PROBLEM DESCRIPTION ->
Each line containing the word "years" needs to be copied.

(Stored items from a collection)
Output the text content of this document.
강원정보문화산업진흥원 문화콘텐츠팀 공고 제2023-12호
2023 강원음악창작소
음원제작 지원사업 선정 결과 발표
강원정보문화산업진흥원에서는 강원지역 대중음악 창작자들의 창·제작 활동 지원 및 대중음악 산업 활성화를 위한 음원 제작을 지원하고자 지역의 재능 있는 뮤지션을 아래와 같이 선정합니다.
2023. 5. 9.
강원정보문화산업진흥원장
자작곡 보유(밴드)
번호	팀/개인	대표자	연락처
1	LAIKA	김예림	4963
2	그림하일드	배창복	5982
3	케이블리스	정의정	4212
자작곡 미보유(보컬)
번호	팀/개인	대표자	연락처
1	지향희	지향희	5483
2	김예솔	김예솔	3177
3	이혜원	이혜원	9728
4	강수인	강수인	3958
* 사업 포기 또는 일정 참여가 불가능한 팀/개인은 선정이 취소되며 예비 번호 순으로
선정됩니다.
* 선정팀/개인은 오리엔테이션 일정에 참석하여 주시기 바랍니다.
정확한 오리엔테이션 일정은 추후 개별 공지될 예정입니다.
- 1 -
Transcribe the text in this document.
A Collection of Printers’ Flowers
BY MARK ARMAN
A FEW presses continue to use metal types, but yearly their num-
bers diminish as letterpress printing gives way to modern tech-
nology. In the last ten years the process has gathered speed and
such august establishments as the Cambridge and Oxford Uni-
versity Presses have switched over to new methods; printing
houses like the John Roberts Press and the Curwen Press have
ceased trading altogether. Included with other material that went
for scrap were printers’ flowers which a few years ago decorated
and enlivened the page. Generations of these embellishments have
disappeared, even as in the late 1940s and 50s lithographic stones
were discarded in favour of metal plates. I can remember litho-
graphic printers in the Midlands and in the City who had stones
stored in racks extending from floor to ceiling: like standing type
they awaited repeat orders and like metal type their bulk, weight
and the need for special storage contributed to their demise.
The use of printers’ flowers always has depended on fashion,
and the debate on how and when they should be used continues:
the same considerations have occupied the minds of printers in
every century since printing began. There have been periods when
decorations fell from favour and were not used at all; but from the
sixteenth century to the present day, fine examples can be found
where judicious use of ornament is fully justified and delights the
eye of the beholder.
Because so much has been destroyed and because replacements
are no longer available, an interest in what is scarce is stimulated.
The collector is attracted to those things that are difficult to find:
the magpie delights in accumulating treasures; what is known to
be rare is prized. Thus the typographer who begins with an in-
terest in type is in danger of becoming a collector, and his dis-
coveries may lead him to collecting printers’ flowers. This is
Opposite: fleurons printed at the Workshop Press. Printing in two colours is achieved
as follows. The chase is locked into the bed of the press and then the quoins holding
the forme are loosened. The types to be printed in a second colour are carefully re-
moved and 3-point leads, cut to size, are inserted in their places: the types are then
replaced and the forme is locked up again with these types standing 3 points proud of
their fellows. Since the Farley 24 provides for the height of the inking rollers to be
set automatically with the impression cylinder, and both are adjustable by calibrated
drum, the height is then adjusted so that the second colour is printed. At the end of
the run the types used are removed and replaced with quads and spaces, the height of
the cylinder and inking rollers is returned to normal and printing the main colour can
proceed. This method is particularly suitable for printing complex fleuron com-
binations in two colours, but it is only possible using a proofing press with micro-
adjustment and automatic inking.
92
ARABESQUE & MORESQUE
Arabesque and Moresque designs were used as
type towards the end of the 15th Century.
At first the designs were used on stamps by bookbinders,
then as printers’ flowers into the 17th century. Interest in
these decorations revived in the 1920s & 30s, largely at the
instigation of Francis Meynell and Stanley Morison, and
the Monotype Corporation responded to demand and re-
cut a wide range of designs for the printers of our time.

EXERCISE SOLUTION ->
nology. In the last ten years the process has gathered speed and
for scrap were printers’ flowers which a few years ago decorated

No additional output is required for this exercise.